— START —
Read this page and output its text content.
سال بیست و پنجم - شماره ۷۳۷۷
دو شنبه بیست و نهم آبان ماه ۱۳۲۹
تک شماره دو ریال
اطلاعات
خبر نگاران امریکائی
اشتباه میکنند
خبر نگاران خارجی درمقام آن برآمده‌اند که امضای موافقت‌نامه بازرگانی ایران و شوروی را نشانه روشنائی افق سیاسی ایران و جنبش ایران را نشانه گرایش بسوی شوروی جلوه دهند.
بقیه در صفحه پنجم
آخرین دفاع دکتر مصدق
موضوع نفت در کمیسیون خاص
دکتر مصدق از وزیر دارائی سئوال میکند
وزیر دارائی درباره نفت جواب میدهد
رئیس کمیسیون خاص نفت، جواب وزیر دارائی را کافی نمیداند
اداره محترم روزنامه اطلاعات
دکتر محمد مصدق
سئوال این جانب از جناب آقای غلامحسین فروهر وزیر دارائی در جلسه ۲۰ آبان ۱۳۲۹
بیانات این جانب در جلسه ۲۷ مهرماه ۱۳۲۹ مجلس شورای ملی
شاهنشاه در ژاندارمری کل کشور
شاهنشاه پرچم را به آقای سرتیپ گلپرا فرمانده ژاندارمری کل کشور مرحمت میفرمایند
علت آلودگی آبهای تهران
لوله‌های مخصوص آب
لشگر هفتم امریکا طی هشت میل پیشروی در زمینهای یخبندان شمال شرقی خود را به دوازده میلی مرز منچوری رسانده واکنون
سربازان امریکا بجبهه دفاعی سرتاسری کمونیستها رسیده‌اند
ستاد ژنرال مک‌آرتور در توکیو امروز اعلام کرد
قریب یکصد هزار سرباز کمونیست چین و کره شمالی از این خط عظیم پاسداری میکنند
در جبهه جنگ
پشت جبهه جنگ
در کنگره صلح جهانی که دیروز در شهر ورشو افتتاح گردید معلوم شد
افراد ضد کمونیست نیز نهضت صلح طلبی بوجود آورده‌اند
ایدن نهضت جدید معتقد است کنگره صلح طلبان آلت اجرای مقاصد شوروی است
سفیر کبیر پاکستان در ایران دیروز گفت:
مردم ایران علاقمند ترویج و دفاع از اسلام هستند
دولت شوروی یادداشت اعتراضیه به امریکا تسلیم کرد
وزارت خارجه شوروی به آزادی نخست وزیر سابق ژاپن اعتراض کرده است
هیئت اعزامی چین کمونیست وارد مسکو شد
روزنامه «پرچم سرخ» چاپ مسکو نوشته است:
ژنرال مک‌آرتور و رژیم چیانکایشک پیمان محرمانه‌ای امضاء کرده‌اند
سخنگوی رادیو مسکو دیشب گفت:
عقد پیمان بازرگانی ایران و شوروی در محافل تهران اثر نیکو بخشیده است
— END —
Exercise —
Set down the entries verbatim, leaving none out.

Answer to this problem —
Read this page and output its text content.
سال بیست و پنجم - شماره ۷۳۷۷
دو شنبه بیست و نهم آبان ماه ۱۳۲۹
تک شماره دو ریال
اطلاعات
خبر نگاران امریکائی
اشتباه میکنند
خبر نگاران خارجی درمقام آن برآمده‌اند که امضای موافقت‌نامه بازرگانی ایران و شوروی را نشانه روشنائی افق سیاسی ایران و جنبش ایران را نشانه گرایش بسوی شوروی جلوه دهند.
بقیه در صفحه پنجم
آخرین دفاع دکتر مصدق
موضوع نفت در کمیسیون خاص
دکتر مصدق از وزیر دارائی سئوال میکند
وزیر دارائی درباره نفت جواب میدهد
رئیس کمیسیون خاص نفت، جواب وزیر دارائی را کافی نمیداند
اداره محترم روزنامه اطلاعات
دکتر محمد مصدق
سئوال این جانب از جناب آقای غلامحسین فروهر وزیر دارائی در جلسه ۲۰ آبان ۱۳۲۹
بیانات این جانب در جلسه ۲۷ مهرماه ۱۳۲۹ مجلس شورای ملی
شاهنشاه در ژاندارمری کل کشور
شاهنشاه پرچم را به آقای سرتیپ گلپرا فرمانده ژاندارمری کل کشور مرحمت میفرمایند
علت آلودگی آبهای تهران
لوله‌های مخصوص آب
لشگر هفتم امریکا طی هشت میل پیشروی در زمینهای یخبندان شمال شرقی خود را به دوازده میلی مرز منچوری رسانده واکنون
سربازان امریکا بجبهه دفاعی سرتاسری کمونیستها رسیده‌اند
ستاد ژنرال مک‌آرتور در توکیو امروز اعلام کرد
قریب یکصد هزار سرباز کمونیست چین و کره شمالی از این خط عظیم پاسداری میکنند
در جبهه جنگ
پشت جبهه جنگ
در کنگره صلح جهانی که دیروز در شهر ورشو افتتاح گردید معلوم شد
افراد ضد کمونیست نیز نهضت صلح طلبی بوجود آورده‌اند
ایدن نهضت جدید معتقد است کنگره صلح طلبان آلت اجرای مقاصد شوروی است
سفیر کبیر پاکستان در ایران دیروز گفت:
مردم ایران علاقمند ترویج و دفاع از اسلام هستند
دولت شوروی یادداشت اعتراضیه به امریکا تسلیم کرد
وزارت خارجه شوروی به آزادی نخست وزیر سابق ژاپن اعتراض کرده است
هیئت اعزامی چین کمونیست وارد مسکو شد
روزنامه «پرچم سرخ» چاپ مسکو نوشته است:
ژنرال مک‌آرتور و رژیم چیانکایشک پیمان محرمانه‌ای امضاء کرده‌اند
سخنگوی رادیو مسکو دیشب گفت:
عقد پیمان بازرگانی ایران و شوروی در محافل تهران اثر نیکو بخشیده است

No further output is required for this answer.